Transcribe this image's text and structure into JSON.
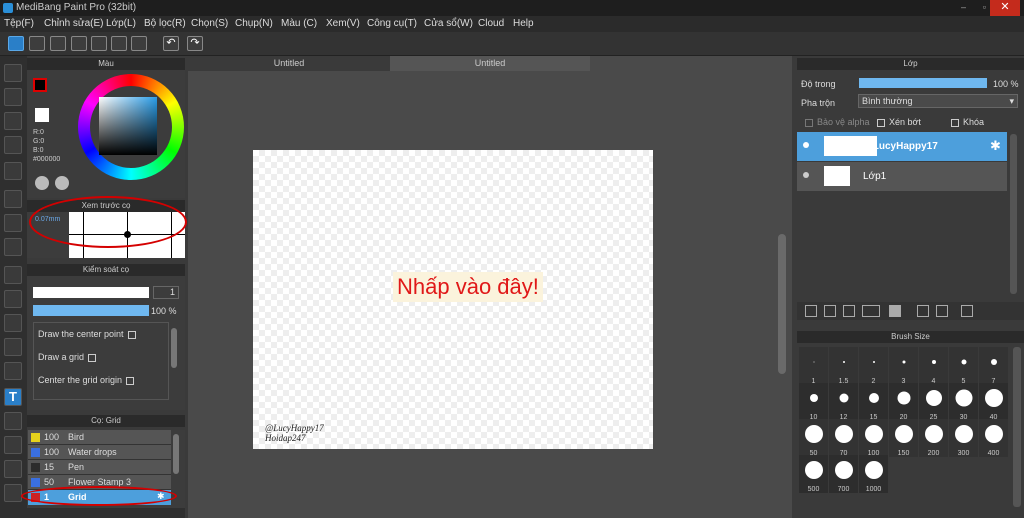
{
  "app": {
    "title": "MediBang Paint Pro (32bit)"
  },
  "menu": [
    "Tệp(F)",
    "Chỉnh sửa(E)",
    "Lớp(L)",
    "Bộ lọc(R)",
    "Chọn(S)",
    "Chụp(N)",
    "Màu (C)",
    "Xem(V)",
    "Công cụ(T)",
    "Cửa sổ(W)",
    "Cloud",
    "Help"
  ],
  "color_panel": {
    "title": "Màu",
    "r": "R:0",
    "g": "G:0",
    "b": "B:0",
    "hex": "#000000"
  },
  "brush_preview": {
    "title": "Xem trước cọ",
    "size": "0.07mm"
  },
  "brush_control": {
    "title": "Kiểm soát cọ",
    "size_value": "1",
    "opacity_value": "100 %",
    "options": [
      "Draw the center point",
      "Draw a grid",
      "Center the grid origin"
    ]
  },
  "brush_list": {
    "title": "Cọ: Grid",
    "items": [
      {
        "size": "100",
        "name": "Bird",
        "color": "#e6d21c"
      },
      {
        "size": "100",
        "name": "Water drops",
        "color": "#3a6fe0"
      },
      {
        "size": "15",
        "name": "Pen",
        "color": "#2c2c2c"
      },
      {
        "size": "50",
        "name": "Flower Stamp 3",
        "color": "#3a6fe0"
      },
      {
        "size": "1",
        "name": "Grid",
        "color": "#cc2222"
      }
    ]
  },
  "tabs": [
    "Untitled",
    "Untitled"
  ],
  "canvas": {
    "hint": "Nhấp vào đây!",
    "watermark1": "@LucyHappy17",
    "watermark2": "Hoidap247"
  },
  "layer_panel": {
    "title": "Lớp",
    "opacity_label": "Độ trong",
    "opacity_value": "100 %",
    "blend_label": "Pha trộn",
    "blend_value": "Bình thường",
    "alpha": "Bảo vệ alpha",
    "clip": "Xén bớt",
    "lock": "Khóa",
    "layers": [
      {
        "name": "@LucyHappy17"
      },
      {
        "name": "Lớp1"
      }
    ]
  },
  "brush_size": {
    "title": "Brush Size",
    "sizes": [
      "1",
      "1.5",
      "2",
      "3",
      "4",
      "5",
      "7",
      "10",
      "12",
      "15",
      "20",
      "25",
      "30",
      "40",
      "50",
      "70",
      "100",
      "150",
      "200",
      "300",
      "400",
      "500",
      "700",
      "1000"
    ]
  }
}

▶ [STATED TASK] All records above are to be printed exactly, minus the pictures they contain.

▶ [SOLUTION FOR THIS EXERCISE]
Transcribe this image's text and structure into JSON.
{
  "app": {
    "title": "MediBang Paint Pro (32bit)"
  },
  "menu": [
    "Tệp(F)",
    "Chỉnh sửa(E)",
    "Lớp(L)",
    "Bộ lọc(R)",
    "Chọn(S)",
    "Chụp(N)",
    "Màu (C)",
    "Xem(V)",
    "Công cụ(T)",
    "Cửa sổ(W)",
    "Cloud",
    "Help"
  ],
  "color_panel": {
    "title": "Màu",
    "r": "R:0",
    "g": "G:0",
    "b": "B:0",
    "hex": "#000000"
  },
  "brush_preview": {
    "title": "Xem trước cọ",
    "size": "0.07mm"
  },
  "brush_control": {
    "title": "Kiểm soát cọ",
    "size_value": "1",
    "opacity_value": "100 %",
    "options": [
      "Draw the center point",
      "Draw a grid",
      "Center the grid origin"
    ]
  },
  "brush_list": {
    "title": "Cọ: Grid",
    "items": [
      {
        "size": "100",
        "name": "Bird",
        "color": "#e6d21c"
      },
      {
        "size": "100",
        "name": "Water drops",
        "color": "#3a6fe0"
      },
      {
        "size": "15",
        "name": "Pen",
        "color": "#2c2c2c"
      },
      {
        "size": "50",
        "name": "Flower Stamp 3",
        "color": "#3a6fe0"
      },
      {
        "size": "1",
        "name": "Grid",
        "color": "#cc2222"
      }
    ]
  },
  "tabs": [
    "Untitled",
    "Untitled"
  ],
  "canvas": {
    "hint": "Nhấp vào đây!",
    "watermark1": "@LucyHappy17",
    "watermark2": "Hoidap247"
  },
  "layer_panel": {
    "title": "Lớp",
    "opacity_label": "Độ trong",
    "opacity_value": "100 %",
    "blend_label": "Pha trộn",
    "blend_value": "Bình thường",
    "alpha": "Bảo vệ alpha",
    "clip": "Xén bớt",
    "lock": "Khóa",
    "layers": [
      {
        "name": "@LucyHappy17"
      },
      {
        "name": "Lớp1"
      }
    ]
  },
  "brush_size": {
    "title": "Brush Size",
    "sizes": [
      "1",
      "1.5",
      "2",
      "3",
      "4",
      "5",
      "7",
      "10",
      "12",
      "15",
      "20",
      "25",
      "30",
      "40",
      "50",
      "70",
      "100",
      "150",
      "200",
      "300",
      "400",
      "500",
      "700",
      "1000"
    ]
  }
}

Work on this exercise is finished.